Data records
——————

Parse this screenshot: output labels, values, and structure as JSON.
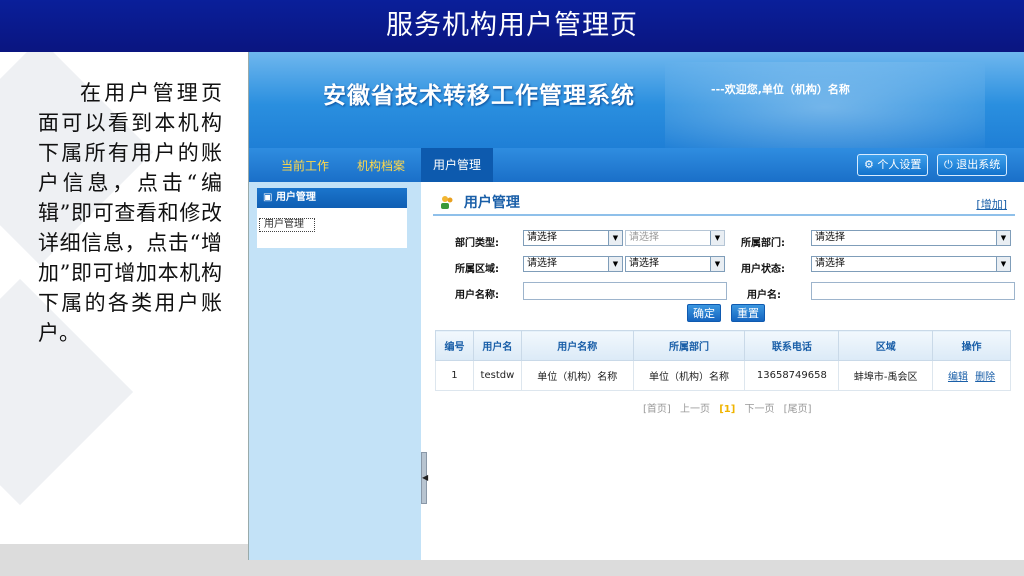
{
  "slide": {
    "title": "服务机构用户管理页",
    "description": "在用户管理页面可以看到本机构下属所有用户的账户信息，点击“编辑”即可查看和修改详细信息，点击“增加”即可增加本机构下属的各类用户账户。"
  },
  "system": {
    "title": "安徽省技术转移工作管理系统",
    "welcome": "---欢迎您,单位（机构）名称"
  },
  "nav": {
    "items": [
      "当前工作",
      "机构档案",
      "用户管理"
    ],
    "active": "用户管理",
    "settings_label": "个人设置",
    "logout_label": "退出系统",
    "settings_icon": "gear-icon",
    "logout_icon": "power-icon"
  },
  "sidebar": {
    "header": "用户管理",
    "items": [
      "用户管理"
    ]
  },
  "panel": {
    "title": "用户管理",
    "add_label": "[增加]"
  },
  "filters": {
    "dept_type_label": "部门类型:",
    "dept_type_value": "请选择",
    "dept_type_sub_value": "请选择",
    "dept_label": "所属部门:",
    "dept_value": "请选择",
    "region_label": "所属区域:",
    "region_value": "请选择",
    "region_sub_value": "请选择",
    "status_label": "用户状态:",
    "status_value": "请选择",
    "fullname_label": "用户名称:",
    "fullname_value": "",
    "username_label": "用户名:",
    "username_value": "",
    "confirm_label": "确定",
    "reset_label": "重置"
  },
  "table": {
    "headers": [
      "编号",
      "用户名",
      "用户名称",
      "所属部门",
      "联系电话",
      "区域",
      "操作"
    ],
    "rows": [
      {
        "id": "1",
        "username": "testdw",
        "fullname": "单位（机构）名称",
        "dept": "单位（机构）名称",
        "phone": "13658749658",
        "region": "蚌埠市-禹会区",
        "edit": "编辑",
        "delete": "删除"
      }
    ]
  },
  "pager": {
    "first": "[首页]",
    "prev": "上一页",
    "current": "[1]",
    "next": "下一页",
    "last": "[尾页]"
  }
}
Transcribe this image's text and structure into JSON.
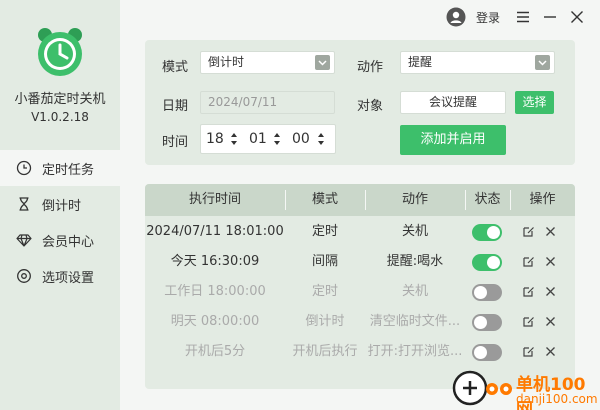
{
  "app": {
    "name": "小番茄定时关机",
    "version": "V1.0.2.18"
  },
  "sidebar": {
    "items": [
      {
        "label": "定时任务",
        "icon": "clock-icon",
        "active": true
      },
      {
        "label": "倒计时",
        "icon": "hourglass-icon",
        "active": false
      },
      {
        "label": "会员中心",
        "icon": "diamond-icon",
        "active": false
      },
      {
        "label": "选项设置",
        "icon": "gear-icon",
        "active": false
      }
    ]
  },
  "titlebar": {
    "login_label": "登录"
  },
  "form": {
    "mode_label": "模式",
    "mode_value": "倒计时",
    "action_label": "动作",
    "action_value": "提醒",
    "date_label": "日期",
    "date_value": "2024/07/11",
    "target_label": "对象",
    "target_value": "会议提醒",
    "choose_button": "选择",
    "time_label": "时间",
    "time_hour": "18",
    "time_minute": "01",
    "time_second": "00",
    "add_button": "添加并启用"
  },
  "table": {
    "headers": [
      "执行时间",
      "模式",
      "动作",
      "状态",
      "操作"
    ],
    "rows": [
      {
        "time": "2024/07/11 18:01:00",
        "mode": "定时",
        "action": "关机",
        "enabled": true
      },
      {
        "time": "今天 16:30:09",
        "mode": "间隔",
        "action": "提醒:喝水",
        "enabled": true
      },
      {
        "time": "工作日 18:00:00",
        "mode": "定时",
        "action": "关机",
        "enabled": false
      },
      {
        "time": "明天 08:00:00",
        "mode": "倒计时",
        "action": "清空临时文件...",
        "enabled": false
      },
      {
        "time": "开机后5分",
        "mode": "开机后执行",
        "action": "打开:打开浏览...",
        "enabled": false
      }
    ]
  },
  "watermark": {
    "title": "单机100网",
    "url": "danji100.com"
  },
  "colors": {
    "accent": "#3dbf6b",
    "sidebar_bg": "#e3ebe3",
    "header_bg": "#cad7ca",
    "watermark": "#ff7a00"
  }
}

——————

(GIVEN EXERCISE)
Repeat the entries exactly and keep the pictures out of the copy.

(RESPONSE TO THIS TASK)
Parse this screenshot: output labels, values, and structure as JSON.
{
  "slide": {
    "title": "服务机构用户管理页",
    "description": "在用户管理页面可以看到本机构下属所有用户的账户信息，点击“编辑”即可查看和修改详细信息，点击“增加”即可增加本机构下属的各类用户账户。"
  },
  "system": {
    "title": "安徽省技术转移工作管理系统",
    "welcome": "---欢迎您,单位（机构）名称"
  },
  "nav": {
    "items": [
      "当前工作",
      "机构档案",
      "用户管理"
    ],
    "active": "用户管理",
    "settings_label": "个人设置",
    "logout_label": "退出系统",
    "settings_icon": "gear-icon",
    "logout_icon": "power-icon"
  },
  "sidebar": {
    "header": "用户管理",
    "items": [
      "用户管理"
    ]
  },
  "panel": {
    "title": "用户管理",
    "add_label": "[增加]"
  },
  "filters": {
    "dept_type_label": "部门类型:",
    "dept_type_value": "请选择",
    "dept_type_sub_value": "请选择",
    "dept_label": "所属部门:",
    "dept_value": "请选择",
    "region_label": "所属区域:",
    "region_value": "请选择",
    "region_sub_value": "请选择",
    "status_label": "用户状态:",
    "status_value": "请选择",
    "fullname_label": "用户名称:",
    "fullname_value": "",
    "username_label": "用户名:",
    "username_value": "",
    "confirm_label": "确定",
    "reset_label": "重置"
  },
  "table": {
    "headers": [
      "编号",
      "用户名",
      "用户名称",
      "所属部门",
      "联系电话",
      "区域",
      "操作"
    ],
    "rows": [
      {
        "id": "1",
        "username": "testdw",
        "fullname": "单位（机构）名称",
        "dept": "单位（机构）名称",
        "phone": "13658749658",
        "region": "蚌埠市-禹会区",
        "edit": "编辑",
        "delete": "删除"
      }
    ]
  },
  "pager": {
    "first": "[首页]",
    "prev": "上一页",
    "current": "[1]",
    "next": "下一页",
    "last": "[尾页]"
  }
}
Transcribe this image's text and structure into JSON.
{
  "app": {
    "name": "小番茄定时关机",
    "version": "V1.0.2.18"
  },
  "sidebar": {
    "items": [
      {
        "label": "定时任务",
        "icon": "clock-icon",
        "active": true
      },
      {
        "label": "倒计时",
        "icon": "hourglass-icon",
        "active": false
      },
      {
        "label": "会员中心",
        "icon": "diamond-icon",
        "active": false
      },
      {
        "label": "选项设置",
        "icon": "gear-icon",
        "active": false
      }
    ]
  },
  "titlebar": {
    "login_label": "登录"
  },
  "form": {
    "mode_label": "模式",
    "mode_value": "倒计时",
    "action_label": "动作",
    "action_value": "提醒",
    "date_label": "日期",
    "date_value": "2024/07/11",
    "target_label": "对象",
    "target_value": "会议提醒",
    "choose_button": "选择",
    "time_label": "时间",
    "time_hour": "18",
    "time_minute": "01",
    "time_second": "00",
    "add_button": "添加并启用"
  },
  "table": {
    "headers": [
      "执行时间",
      "模式",
      "动作",
      "状态",
      "操作"
    ],
    "rows": [
      {
        "time": "2024/07/11 18:01:00",
        "mode": "定时",
        "action": "关机",
        "enabled": true
      },
      {
        "time": "今天 16:30:09",
        "mode": "间隔",
        "action": "提醒:喝水",
        "enabled": true
      },
      {
        "time": "工作日 18:00:00",
        "mode": "定时",
        "action": "关机",
        "enabled": false
      },
      {
        "time": "明天 08:00:00",
        "mode": "倒计时",
        "action": "清空临时文件...",
        "enabled": false
      },
      {
        "time": "开机后5分",
        "mode": "开机后执行",
        "action": "打开:打开浏览...",
        "enabled": false
      }
    ]
  },
  "watermark": {
    "title": "单机100网",
    "url": "danji100.com"
  },
  "colors": {
    "accent": "#3dbf6b",
    "sidebar_bg": "#e3ebe3",
    "header_bg": "#cad7ca",
    "watermark": "#ff7a00"
  }
}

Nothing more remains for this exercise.